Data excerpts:

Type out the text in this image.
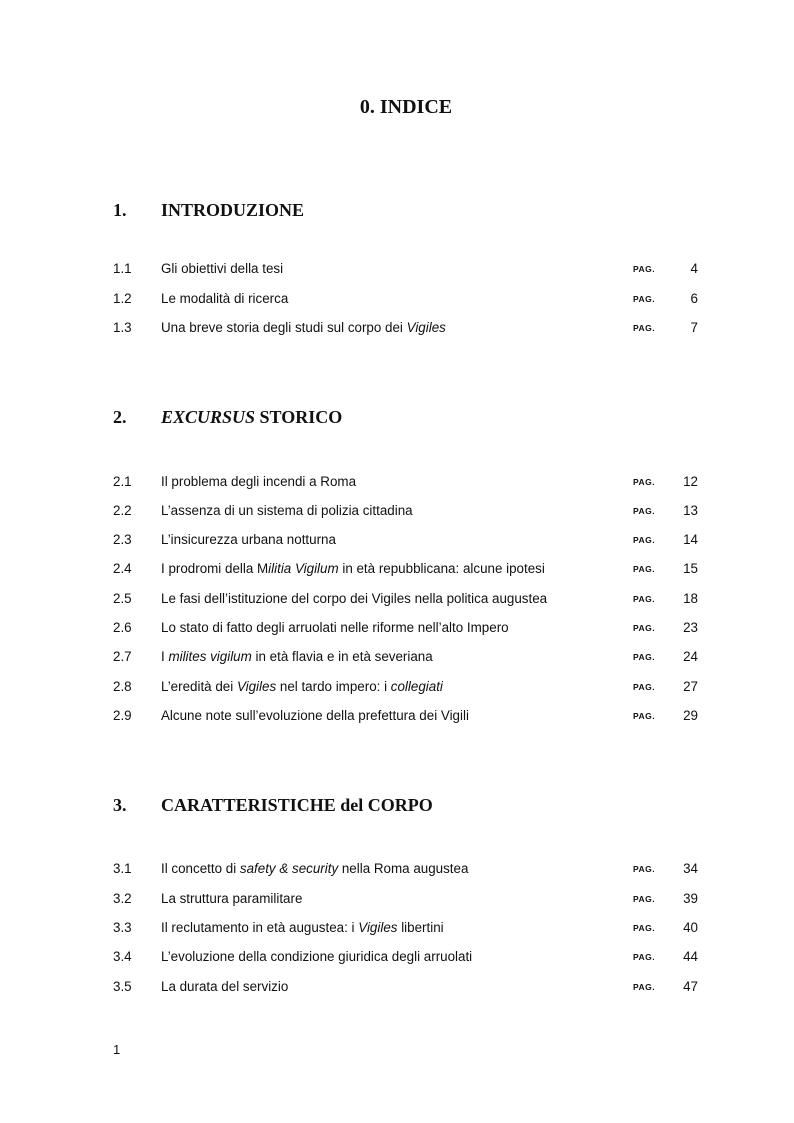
0. INDICE
1. INTRODUZIONE
1.1 Gli obiettivi della tesi	PAG.	4
1.2 Le modalità di ricerca	PAG.	6
1.3 Una breve storia degli studi sul corpo dei Vigiles	PAG.	7
2. EXCURSUS STORICO
2.1 Il problema degli incendi a Roma	PAG.	12
2.2 L’assenza di un sistema di polizia cittadina	PAG.	13
2.3 L’insicurezza urbana notturna	PAG.	14
2.4 I prodromi della Militia Vigilum in età repubblicana: alcune ipotesi	PAG.	15
2.5 Le fasi dell’istituzione del corpo dei Vigiles nella politica augustea	PAG.	18
2.6 Lo stato di fatto degli arruolati nelle riforme nell’alto Impero	PAG.	23
2.7 I milites vigilum in età flavia e in età severiana	PAG.	24
2.8 L’eredità dei Vigiles nel tardo impero: i collegiati	PAG.	27
2.9 Alcune note sull’evoluzione della prefettura dei Vigili	PAG.	29
3. CARATTERISTICHE del CORPO
3.1 Il concetto di safety & security nella Roma augustea	PAG.	34
3.2 La struttura paramilitare	PAG.	39
3.3 Il reclutamento in età augustea: i Vigiles libertini	PAG.	40
3.4 L’evoluzione della condizione giuridica degli arruolati	PAG.	44
3.5 La durata del servizio	PAG.	47
1
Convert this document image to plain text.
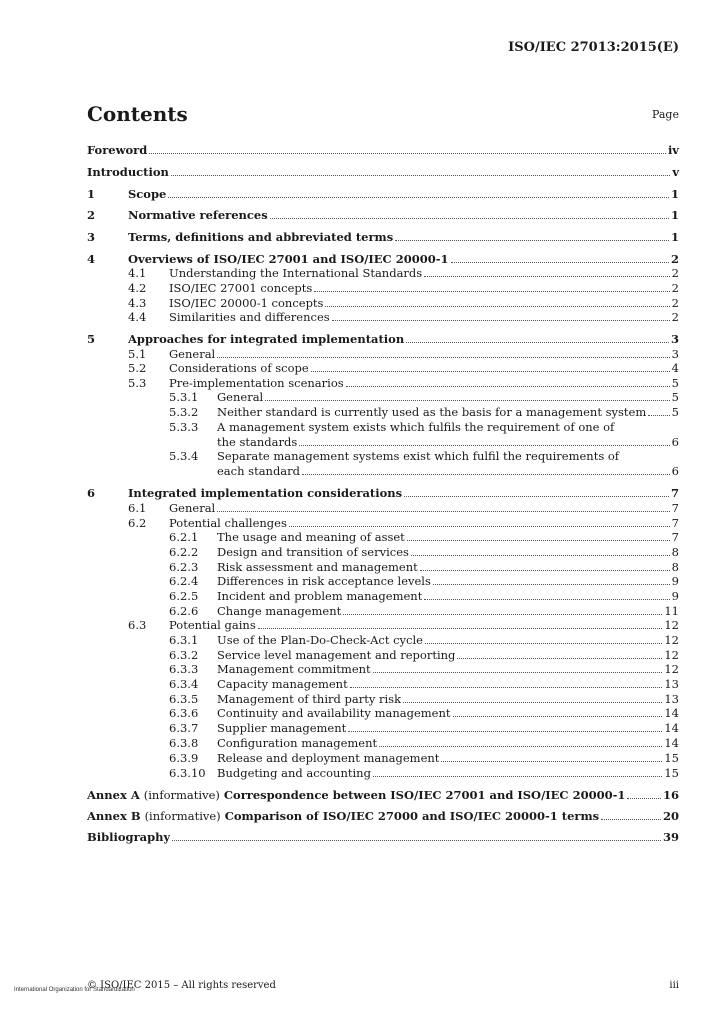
ISO/IEC 27013:2015(E)
Contents	Page
Foreword	iv
Introduction	v
1	Scope	1
2	Normative references	1
3	Terms, definitions and abbreviated terms	1
4	Overviews of ISO/IEC 27001 and ISO/IEC 20000-1	2
4.1	Understanding the International Standards	2
4.2	ISO/IEC 27001 concepts	2
4.3	ISO/IEC 20000-1 concepts	2
4.4	Similarities and differences	2
5	Approaches for integrated implementation	3
5.1	General	3
5.2	Considerations of scope	4
5.3	Pre-implementation scenarios	5
5.3.1	General	5
5.3.2	Neither standard is currently used as the basis for a management system 5
5.3.3	A management system exists which fulfils the requirement of one of
the standards	6
5.3.4	Separate management systems exist which fulfil the requirements of
each standard	6
6	Integrated implementation considerations	7
6.1	General	7
6.2	Potential challenges	7
6.2.1	The usage and meaning of asset	7
6.2.2	Design and transition of services	8
6.2.3	Risk assessment and management	8
6.2.4	Differences in risk acceptance levels	9
6.2.5	Incident and problem management	9
6.2.6	Change management	11
6.3	Potential gains	12
6.3.1	Use of the Plan-Do-Check-Act cycle	12
6.3.2	Service level management and reporting	12
6.3.3	Management commitment	12
6.3.4	Capacity management	13
6.3.5	Management of third party risk	13
6.3.6	Continuity and availability management	14
6.3.7	Supplier management	14
6.3.8	Configuration management	14
6.3.9	Release and deployment management	15
6.3.10 Budgeting and accounting	15
Annex A (informative) Correspondence between ISO/IEC 27001 and ISO/IEC 20000-1	16
Annex B (informative) Comparison of ISO/IEC 27000 and ISO/IEC 20000-1 terms	20
Bibliography	39
© ISO/IEC 2015 – All rights reserved	iii
International Organization for Standardization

**Job**: Copy all lines from the data that hold the word "della".

**Output for this task**:
1.1 Gli obiettivi della tesi	PAG.	4
2.4 I prodromi della Militia Vigilum in età repubblicana: alcune ipotesi	PAG.	15
2.9 Alcune note sull’evoluzione della prefettura dei Vigili	PAG.	29
3.4 L’evoluzione della condizione giuridica degli arruolati	PAG.	44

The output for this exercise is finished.